**FRAGMENTO PARA LEER:**
"""

# Me he olvidado el móvil en casa.



## Pitt

Hola a todos:

Quisiera saber si ambas construcciones son posibles:

He olvidado el móvil en casa.
Me he olvidado el móvil en casa.

Saludos,
Pitt


----------



## Bilbo Baggins

Pitt said:


> Hola a todos:
> 
> Quisiera saber si ambas construcciones son posibles:
> 
> He olvidado el móvil en casa.
> Me he olvidado el móvil en casa.
> 
> Saludos,
> Pitt


 
Que yo sepa, el segundo debería ser: _Se me ha olvidado móvil en casa._


----------



## Búkarus

Hi!
Just a small but important correction:
*He olvidado el móvil en casa.*
*Me he olvidado del móvil en casa.*

The verbs are "olvidar" or "olvidarse de".

NOTE: But the second one doesn't mean you left the mobile, just forget about its existence when you were home.

"""

**EJERCICIOS:**
1. En el hilo sobre olvidar el móvil, ¿qué dos verbos señala Búkarus?
2. Copia literalmente del hilo el pasaje que empieza con "Just a small" y continúa hasta "you were home.".

**DATOS EN BRUTO:**
"""

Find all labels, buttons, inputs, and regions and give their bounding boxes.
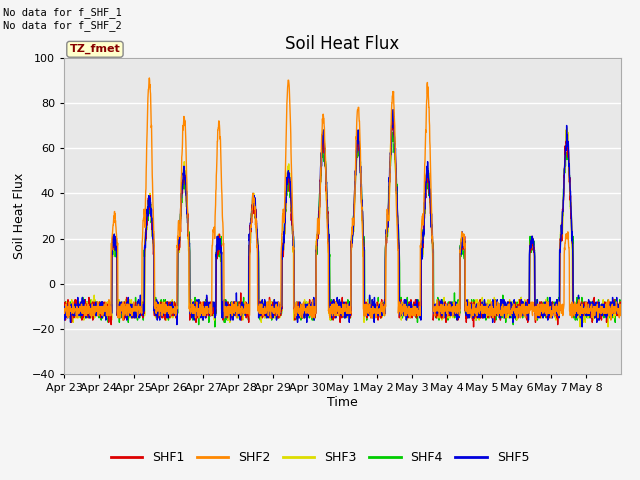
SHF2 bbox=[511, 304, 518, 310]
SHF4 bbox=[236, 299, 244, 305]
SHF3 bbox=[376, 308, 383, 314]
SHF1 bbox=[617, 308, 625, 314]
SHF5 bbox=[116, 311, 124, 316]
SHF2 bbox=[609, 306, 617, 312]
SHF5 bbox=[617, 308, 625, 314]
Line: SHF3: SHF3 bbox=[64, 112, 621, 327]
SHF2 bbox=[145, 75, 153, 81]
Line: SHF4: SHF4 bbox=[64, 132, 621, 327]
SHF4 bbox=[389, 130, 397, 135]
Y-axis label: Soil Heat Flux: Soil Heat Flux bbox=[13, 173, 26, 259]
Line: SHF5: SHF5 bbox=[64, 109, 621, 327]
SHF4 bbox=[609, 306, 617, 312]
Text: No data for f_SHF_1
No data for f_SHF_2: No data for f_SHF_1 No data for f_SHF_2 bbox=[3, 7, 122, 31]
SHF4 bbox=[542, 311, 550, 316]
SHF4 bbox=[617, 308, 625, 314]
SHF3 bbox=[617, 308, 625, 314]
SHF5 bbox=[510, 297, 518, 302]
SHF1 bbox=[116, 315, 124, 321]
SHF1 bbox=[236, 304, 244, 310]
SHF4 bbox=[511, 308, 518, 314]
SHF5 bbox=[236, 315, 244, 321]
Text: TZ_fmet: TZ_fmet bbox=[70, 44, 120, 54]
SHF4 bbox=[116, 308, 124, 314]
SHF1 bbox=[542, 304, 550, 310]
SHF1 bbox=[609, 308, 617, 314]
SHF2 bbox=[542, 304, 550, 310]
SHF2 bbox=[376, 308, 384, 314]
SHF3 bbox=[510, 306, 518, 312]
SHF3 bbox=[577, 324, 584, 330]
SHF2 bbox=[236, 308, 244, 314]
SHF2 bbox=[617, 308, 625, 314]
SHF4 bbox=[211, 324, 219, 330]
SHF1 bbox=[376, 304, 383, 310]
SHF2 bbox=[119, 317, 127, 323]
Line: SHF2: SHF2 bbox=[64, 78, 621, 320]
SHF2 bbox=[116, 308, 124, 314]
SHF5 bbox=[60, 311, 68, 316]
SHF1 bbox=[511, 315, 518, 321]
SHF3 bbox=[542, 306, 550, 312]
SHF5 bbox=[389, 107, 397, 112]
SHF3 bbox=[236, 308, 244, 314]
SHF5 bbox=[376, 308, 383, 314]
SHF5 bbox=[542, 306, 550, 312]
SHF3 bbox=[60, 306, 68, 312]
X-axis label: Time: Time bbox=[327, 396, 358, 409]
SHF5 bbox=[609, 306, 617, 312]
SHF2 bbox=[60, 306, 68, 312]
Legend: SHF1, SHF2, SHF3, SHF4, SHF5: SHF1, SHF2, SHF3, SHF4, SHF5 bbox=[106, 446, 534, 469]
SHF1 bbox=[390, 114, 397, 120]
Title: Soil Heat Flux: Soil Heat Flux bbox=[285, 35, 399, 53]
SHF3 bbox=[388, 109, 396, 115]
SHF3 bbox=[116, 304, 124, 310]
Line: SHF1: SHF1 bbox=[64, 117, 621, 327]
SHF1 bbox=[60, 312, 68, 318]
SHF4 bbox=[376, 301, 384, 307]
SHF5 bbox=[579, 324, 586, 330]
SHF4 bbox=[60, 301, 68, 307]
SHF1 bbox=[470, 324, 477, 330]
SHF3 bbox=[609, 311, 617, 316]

"""
"""

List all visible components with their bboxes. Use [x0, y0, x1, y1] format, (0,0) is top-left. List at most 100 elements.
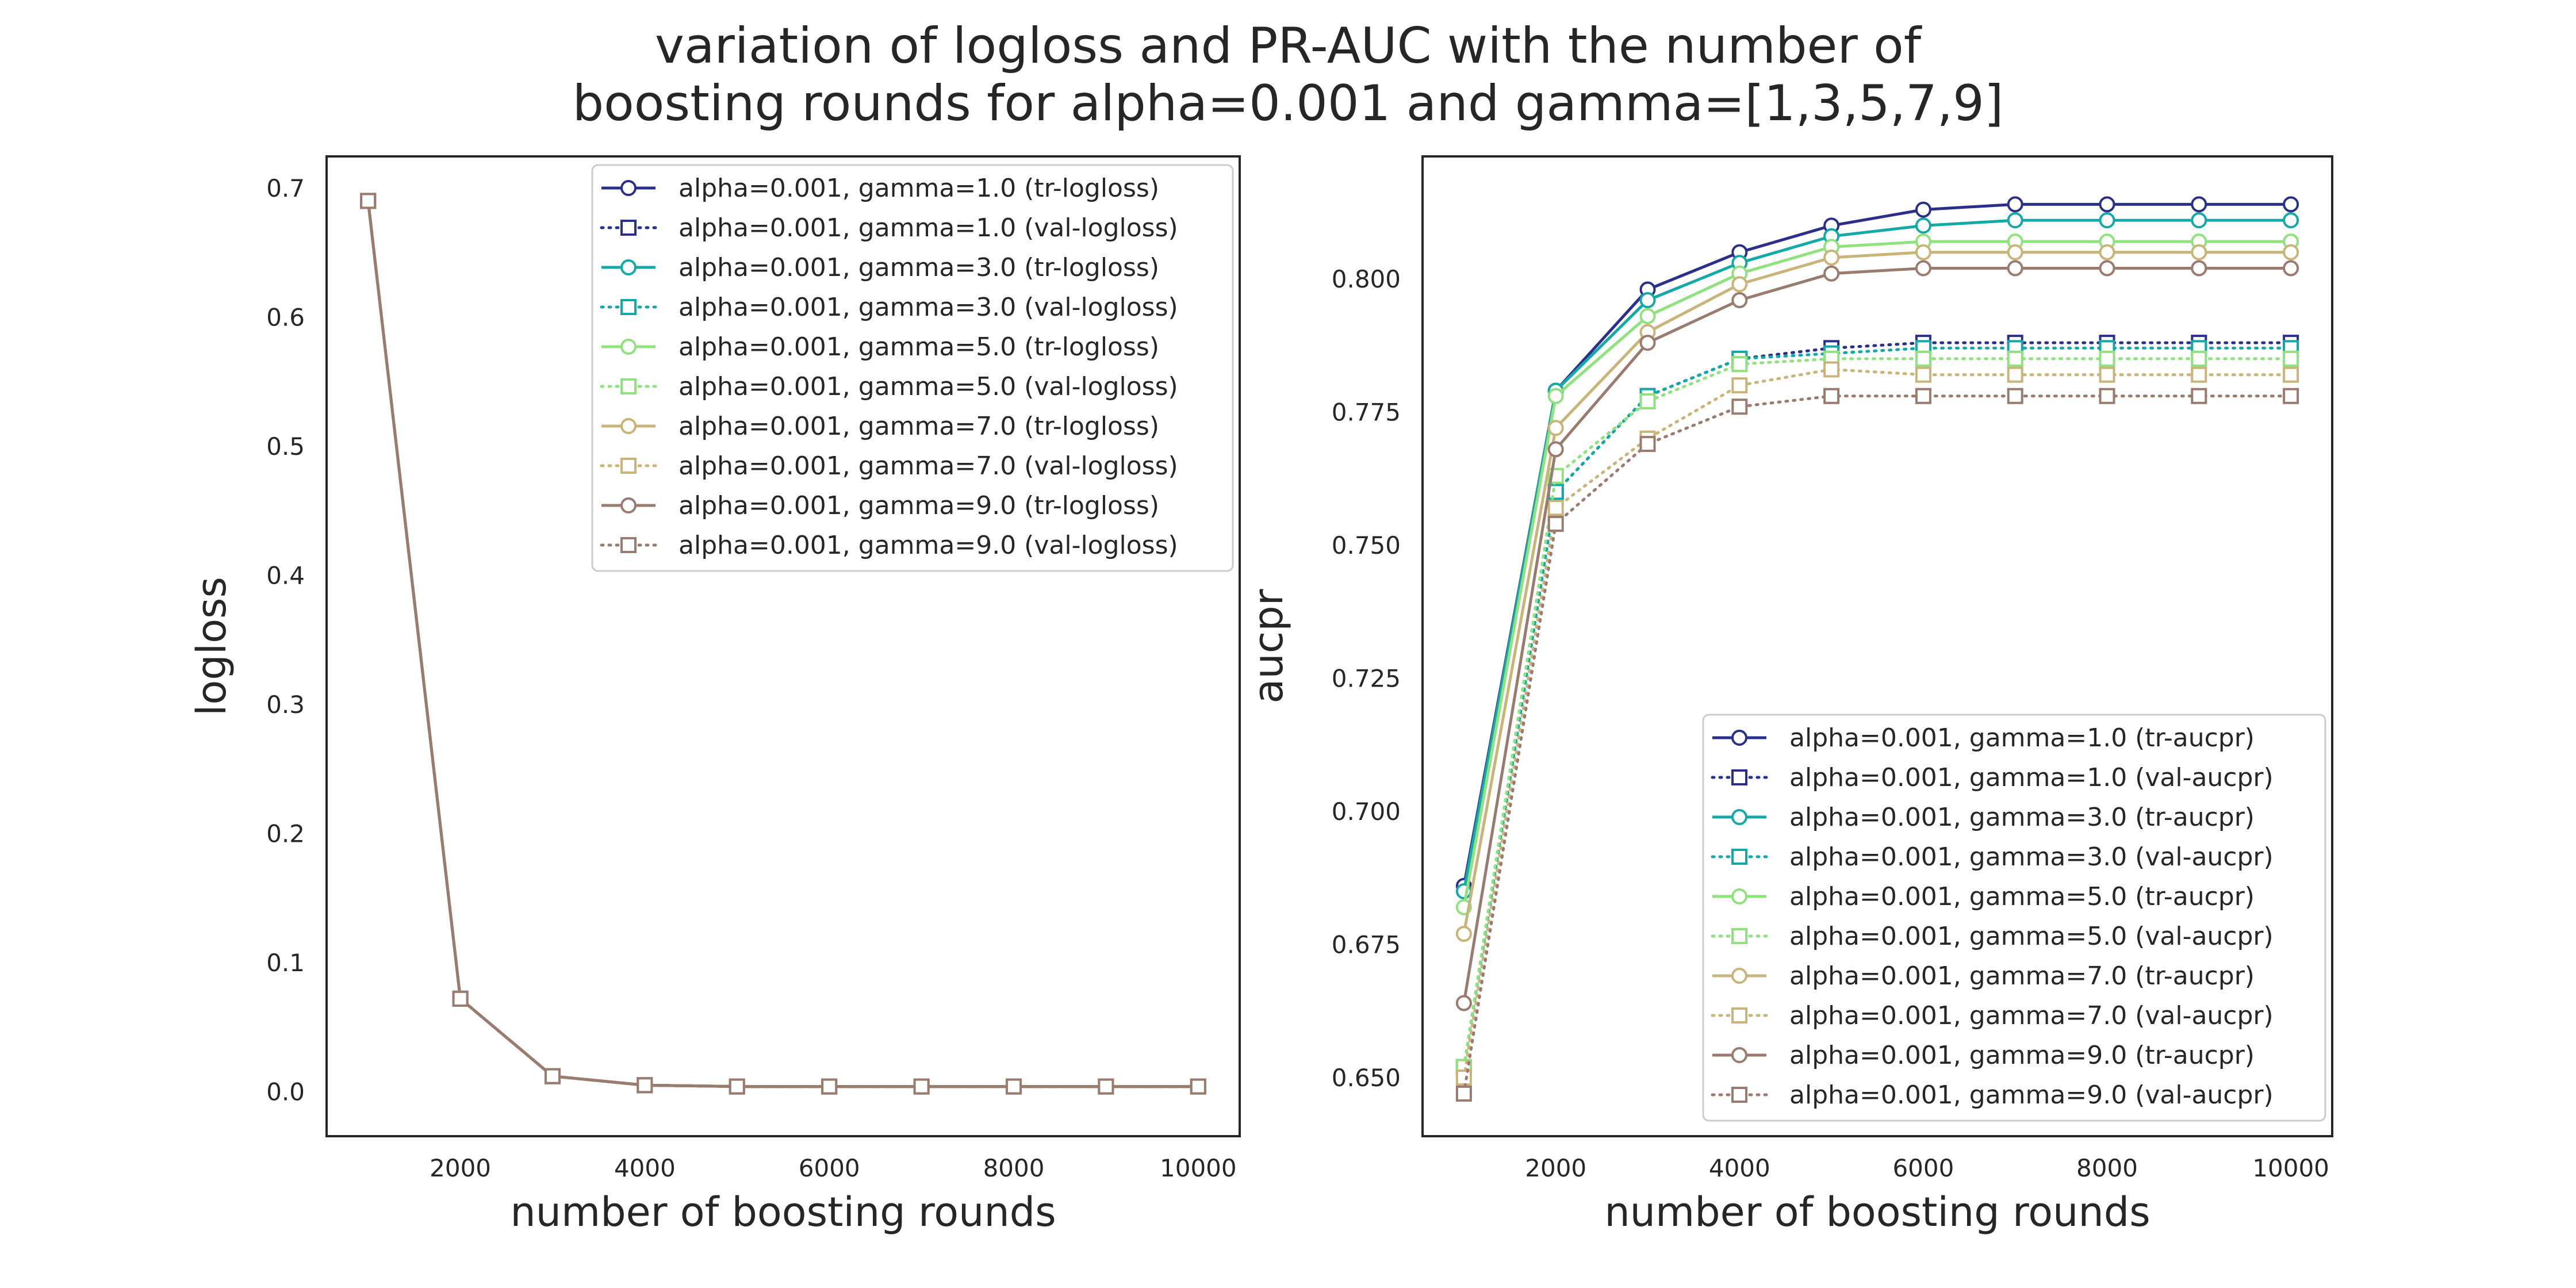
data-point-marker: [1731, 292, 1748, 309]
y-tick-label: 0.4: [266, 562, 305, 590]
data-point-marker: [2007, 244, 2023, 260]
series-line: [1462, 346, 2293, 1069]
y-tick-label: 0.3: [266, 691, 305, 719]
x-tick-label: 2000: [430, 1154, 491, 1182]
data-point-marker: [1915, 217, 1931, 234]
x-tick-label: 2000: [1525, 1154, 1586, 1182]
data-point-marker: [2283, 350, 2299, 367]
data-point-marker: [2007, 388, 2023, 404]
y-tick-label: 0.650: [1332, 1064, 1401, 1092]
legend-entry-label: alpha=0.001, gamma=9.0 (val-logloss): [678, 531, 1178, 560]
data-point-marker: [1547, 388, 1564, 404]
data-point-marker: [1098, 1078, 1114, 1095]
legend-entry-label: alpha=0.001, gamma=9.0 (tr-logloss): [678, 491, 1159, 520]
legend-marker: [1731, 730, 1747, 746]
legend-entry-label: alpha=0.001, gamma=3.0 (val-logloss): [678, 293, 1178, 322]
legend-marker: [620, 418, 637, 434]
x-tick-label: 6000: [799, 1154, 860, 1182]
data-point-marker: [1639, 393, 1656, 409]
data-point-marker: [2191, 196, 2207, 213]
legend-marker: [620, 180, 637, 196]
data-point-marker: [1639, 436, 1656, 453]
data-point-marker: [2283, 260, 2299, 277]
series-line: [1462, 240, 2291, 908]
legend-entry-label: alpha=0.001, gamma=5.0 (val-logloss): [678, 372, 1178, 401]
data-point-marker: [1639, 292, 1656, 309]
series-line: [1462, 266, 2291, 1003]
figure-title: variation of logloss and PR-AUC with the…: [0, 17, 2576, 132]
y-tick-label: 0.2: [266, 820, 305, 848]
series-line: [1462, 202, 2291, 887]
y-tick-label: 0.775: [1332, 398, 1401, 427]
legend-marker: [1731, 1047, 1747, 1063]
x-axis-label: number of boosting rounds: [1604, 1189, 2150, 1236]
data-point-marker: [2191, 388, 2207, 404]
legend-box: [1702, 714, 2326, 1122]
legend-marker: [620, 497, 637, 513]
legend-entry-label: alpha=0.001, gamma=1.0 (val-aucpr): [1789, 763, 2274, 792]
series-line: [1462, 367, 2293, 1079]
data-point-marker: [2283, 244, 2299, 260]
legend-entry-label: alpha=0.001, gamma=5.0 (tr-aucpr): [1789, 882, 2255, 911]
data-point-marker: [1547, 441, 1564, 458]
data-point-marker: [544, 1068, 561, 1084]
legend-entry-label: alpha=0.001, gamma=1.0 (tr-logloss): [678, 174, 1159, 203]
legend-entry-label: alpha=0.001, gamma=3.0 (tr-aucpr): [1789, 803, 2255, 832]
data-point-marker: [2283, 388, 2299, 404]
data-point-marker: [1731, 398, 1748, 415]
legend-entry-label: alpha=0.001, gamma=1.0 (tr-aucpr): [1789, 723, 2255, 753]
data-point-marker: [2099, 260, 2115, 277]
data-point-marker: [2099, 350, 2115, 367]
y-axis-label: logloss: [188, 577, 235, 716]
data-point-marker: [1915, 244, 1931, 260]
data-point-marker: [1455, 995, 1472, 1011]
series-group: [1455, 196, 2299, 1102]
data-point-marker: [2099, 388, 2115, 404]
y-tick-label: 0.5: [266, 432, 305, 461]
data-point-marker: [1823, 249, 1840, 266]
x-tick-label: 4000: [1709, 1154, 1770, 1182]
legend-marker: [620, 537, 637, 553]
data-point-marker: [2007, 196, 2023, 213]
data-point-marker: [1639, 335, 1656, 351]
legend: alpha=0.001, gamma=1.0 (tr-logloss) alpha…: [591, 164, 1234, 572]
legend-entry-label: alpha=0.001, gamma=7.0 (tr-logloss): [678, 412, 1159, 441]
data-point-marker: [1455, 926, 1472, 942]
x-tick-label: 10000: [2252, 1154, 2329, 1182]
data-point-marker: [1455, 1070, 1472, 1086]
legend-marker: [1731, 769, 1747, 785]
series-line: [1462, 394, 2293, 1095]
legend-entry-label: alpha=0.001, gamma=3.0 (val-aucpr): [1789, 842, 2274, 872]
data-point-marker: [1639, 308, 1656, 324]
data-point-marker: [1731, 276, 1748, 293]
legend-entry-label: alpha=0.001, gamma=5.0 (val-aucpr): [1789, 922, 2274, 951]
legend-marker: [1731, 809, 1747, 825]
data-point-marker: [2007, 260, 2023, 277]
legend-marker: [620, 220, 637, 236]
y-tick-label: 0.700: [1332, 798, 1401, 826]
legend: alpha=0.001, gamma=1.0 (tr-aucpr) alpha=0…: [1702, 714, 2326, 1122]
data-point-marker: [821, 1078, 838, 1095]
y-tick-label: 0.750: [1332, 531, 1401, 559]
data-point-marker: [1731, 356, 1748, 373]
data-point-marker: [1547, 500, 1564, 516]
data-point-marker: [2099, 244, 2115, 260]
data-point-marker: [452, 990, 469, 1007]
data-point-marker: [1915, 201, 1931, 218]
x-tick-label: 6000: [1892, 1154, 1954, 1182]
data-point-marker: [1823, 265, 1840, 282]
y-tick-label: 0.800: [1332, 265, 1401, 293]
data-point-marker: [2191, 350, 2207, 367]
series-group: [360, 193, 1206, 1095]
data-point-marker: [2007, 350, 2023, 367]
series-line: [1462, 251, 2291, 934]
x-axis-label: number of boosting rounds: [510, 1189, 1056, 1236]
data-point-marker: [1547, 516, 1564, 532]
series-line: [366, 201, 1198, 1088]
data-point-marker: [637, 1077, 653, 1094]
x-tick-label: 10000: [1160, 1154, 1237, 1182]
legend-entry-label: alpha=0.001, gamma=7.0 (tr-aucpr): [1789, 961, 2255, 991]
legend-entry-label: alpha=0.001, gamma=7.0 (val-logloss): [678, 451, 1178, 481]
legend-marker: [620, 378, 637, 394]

"""

**SOLUCIONES:**
1. «Olvidar» y «olvidarse de».

2.
Just a small but important correction:
*He olvidado el móvil en casa.*
*Me he olvidado del móvil en casa.*

The verbs are "olvidar" or "olvidarse de".

NOTE: But the second one doesn't mean you left the mobile, just forget about its existence when you were home.